*What to work on:* Collect all lines from the records below that include the word "Donor".

*Information supplied:*
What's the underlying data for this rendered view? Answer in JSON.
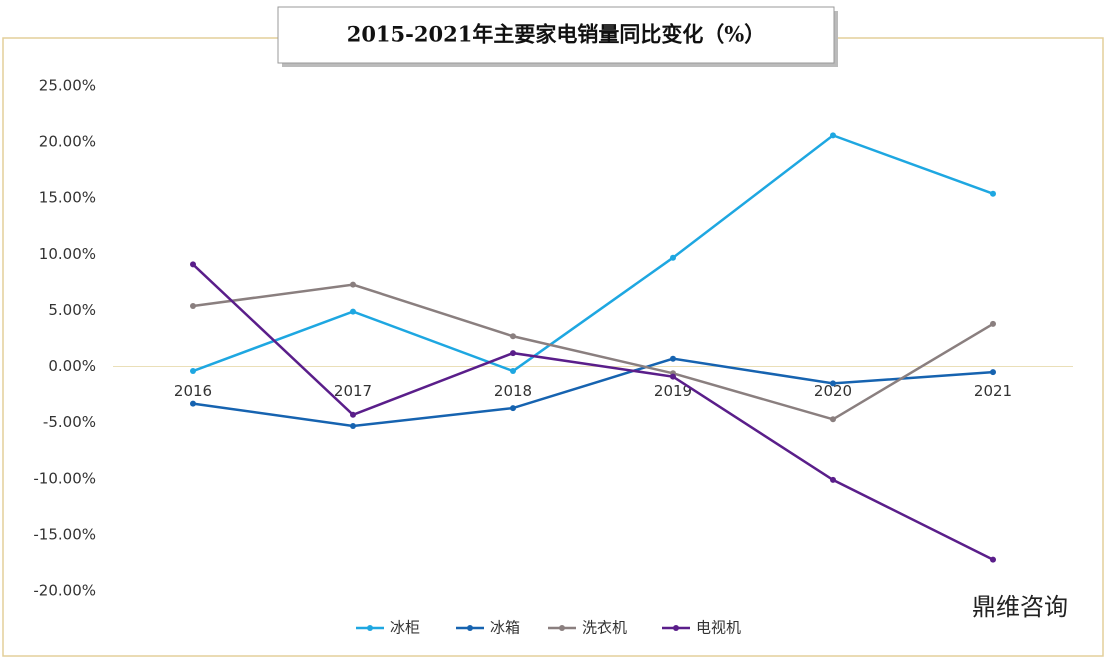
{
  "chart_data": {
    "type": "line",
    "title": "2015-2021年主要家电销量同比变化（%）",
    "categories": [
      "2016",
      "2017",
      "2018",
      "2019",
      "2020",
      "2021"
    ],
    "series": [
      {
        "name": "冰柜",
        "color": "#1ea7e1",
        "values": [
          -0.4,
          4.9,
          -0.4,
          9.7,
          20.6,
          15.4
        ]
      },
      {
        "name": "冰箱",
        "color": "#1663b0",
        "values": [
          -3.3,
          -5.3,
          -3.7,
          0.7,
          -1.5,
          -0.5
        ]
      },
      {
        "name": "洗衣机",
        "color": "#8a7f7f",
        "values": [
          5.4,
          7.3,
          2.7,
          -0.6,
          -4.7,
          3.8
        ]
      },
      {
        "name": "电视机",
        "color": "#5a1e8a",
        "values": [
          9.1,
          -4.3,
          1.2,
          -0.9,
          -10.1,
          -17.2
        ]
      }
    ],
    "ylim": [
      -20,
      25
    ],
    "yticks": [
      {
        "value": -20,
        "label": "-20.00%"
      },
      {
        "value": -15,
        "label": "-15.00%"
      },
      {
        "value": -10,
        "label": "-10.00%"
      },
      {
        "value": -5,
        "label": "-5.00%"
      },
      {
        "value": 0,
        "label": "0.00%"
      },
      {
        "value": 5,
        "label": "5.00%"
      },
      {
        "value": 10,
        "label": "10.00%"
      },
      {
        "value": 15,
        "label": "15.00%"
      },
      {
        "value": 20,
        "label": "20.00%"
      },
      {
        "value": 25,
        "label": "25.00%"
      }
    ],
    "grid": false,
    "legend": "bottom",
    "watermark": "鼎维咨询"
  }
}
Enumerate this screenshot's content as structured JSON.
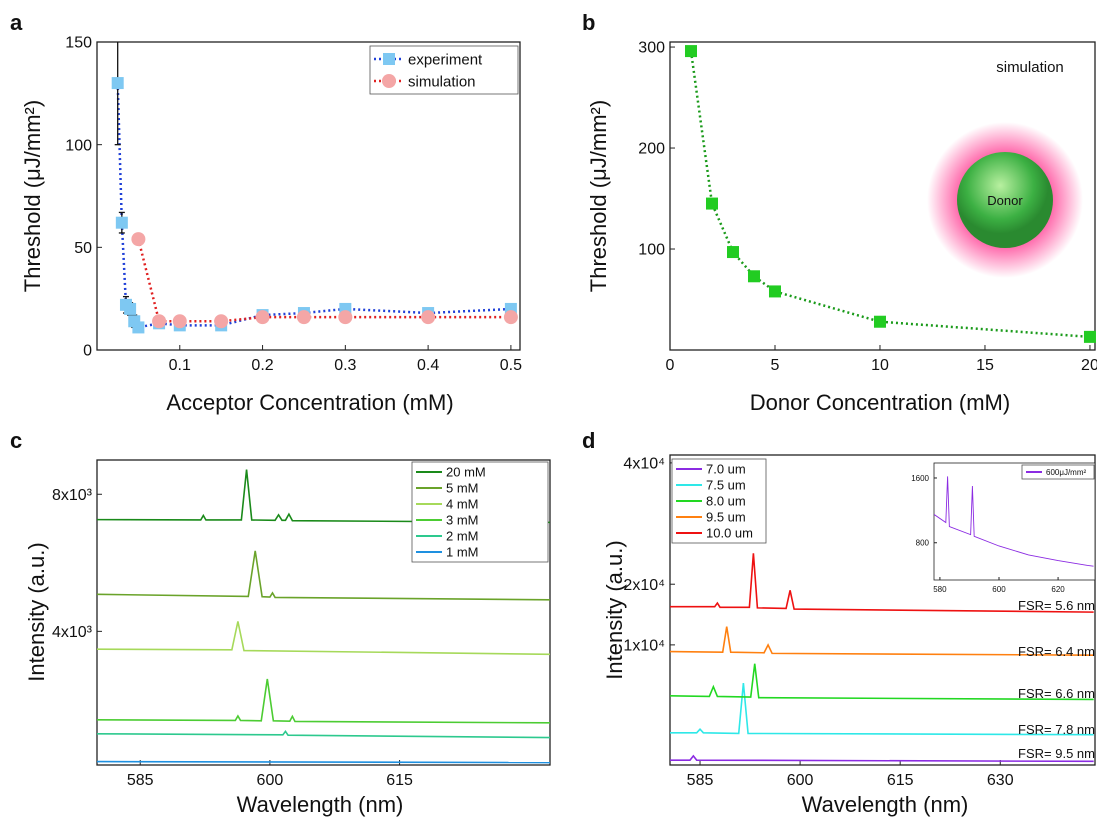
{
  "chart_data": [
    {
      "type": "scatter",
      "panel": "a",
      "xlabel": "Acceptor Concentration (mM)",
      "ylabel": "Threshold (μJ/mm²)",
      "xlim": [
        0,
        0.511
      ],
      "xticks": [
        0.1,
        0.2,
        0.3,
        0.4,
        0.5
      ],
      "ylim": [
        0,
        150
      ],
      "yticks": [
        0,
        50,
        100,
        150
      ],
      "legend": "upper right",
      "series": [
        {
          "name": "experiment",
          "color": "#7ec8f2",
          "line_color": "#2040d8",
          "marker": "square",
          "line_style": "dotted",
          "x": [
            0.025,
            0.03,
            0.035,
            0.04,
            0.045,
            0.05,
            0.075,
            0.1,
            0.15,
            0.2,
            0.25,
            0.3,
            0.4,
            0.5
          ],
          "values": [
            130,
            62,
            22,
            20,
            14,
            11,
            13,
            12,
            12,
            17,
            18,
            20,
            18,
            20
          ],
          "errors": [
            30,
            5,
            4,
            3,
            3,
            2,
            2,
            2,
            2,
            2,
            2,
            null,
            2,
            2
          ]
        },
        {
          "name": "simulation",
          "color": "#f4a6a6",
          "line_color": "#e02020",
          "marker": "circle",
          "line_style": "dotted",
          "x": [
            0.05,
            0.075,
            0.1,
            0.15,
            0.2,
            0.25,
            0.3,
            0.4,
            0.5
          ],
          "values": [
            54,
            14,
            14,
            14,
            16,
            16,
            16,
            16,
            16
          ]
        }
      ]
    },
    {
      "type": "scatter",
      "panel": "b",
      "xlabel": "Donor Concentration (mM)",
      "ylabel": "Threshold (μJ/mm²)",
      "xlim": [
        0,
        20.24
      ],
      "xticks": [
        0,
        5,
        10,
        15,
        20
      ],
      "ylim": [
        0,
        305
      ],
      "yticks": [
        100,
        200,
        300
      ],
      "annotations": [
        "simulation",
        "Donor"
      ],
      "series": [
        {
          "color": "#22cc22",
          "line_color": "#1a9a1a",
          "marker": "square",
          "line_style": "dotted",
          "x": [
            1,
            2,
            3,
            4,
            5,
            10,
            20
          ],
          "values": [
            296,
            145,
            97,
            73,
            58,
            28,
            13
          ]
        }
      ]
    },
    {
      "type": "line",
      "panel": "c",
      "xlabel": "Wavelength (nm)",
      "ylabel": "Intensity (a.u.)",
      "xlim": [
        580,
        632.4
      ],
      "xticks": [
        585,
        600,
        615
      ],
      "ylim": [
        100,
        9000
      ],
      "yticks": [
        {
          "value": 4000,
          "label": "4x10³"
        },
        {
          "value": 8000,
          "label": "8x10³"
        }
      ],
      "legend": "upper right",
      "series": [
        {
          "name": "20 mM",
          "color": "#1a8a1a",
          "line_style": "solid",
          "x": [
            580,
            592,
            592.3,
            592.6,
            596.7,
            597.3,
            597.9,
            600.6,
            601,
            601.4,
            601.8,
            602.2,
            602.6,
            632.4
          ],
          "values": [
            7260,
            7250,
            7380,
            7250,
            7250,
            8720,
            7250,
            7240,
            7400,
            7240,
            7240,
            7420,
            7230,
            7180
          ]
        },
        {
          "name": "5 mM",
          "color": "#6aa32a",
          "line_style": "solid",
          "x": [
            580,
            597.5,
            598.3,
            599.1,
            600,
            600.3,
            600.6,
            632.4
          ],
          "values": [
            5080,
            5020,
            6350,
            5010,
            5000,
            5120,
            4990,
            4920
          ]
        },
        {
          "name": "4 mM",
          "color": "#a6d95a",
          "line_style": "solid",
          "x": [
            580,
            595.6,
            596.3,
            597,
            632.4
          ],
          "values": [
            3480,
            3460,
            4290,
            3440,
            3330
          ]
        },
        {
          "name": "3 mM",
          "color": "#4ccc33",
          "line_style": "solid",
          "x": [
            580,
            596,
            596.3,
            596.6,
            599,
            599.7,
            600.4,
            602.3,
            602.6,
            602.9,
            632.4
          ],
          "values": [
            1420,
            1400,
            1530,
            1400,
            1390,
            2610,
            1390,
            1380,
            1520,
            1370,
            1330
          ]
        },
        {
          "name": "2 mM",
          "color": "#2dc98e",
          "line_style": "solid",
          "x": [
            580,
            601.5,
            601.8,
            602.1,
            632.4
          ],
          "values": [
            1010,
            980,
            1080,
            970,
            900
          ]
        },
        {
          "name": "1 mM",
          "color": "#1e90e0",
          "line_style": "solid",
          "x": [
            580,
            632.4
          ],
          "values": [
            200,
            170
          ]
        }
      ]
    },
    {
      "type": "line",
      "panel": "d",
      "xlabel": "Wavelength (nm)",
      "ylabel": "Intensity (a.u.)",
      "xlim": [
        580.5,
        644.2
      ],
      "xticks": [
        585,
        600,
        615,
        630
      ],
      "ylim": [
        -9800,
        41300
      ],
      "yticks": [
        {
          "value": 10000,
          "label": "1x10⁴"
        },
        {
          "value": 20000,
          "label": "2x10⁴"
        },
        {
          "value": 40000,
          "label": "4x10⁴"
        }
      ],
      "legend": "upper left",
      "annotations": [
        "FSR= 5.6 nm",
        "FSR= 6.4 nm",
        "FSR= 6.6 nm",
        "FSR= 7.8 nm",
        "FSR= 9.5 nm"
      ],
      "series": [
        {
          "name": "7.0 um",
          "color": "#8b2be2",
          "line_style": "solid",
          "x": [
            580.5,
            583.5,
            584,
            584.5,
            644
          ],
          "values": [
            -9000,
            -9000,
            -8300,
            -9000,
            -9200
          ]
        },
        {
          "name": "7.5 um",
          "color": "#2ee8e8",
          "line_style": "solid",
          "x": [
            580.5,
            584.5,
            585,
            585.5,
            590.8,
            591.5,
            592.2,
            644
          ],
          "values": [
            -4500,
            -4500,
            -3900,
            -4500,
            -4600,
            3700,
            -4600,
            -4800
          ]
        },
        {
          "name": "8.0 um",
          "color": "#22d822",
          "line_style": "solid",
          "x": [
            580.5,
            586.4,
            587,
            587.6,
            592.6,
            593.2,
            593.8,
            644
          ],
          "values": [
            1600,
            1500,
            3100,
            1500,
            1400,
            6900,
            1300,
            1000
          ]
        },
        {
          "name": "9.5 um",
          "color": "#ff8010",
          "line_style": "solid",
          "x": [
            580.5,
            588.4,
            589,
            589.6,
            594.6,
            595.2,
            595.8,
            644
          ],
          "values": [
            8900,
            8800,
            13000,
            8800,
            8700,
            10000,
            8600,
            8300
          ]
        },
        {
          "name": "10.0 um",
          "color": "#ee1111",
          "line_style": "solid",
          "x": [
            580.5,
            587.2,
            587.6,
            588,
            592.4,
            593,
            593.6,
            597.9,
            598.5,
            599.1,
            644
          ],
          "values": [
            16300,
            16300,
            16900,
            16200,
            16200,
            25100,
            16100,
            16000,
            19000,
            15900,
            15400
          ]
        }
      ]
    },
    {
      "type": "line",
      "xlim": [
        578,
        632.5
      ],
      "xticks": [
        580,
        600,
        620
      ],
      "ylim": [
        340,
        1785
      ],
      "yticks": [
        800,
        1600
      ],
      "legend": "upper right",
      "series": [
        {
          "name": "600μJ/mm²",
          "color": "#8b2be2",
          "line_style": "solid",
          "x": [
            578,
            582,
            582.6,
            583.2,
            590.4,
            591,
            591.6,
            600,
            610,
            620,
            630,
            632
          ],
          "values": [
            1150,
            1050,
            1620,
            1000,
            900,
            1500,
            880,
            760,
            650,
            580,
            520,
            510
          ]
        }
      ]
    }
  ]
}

*Result:*
      "xlabel": "Donor Concentration (mM)",
        "Donor"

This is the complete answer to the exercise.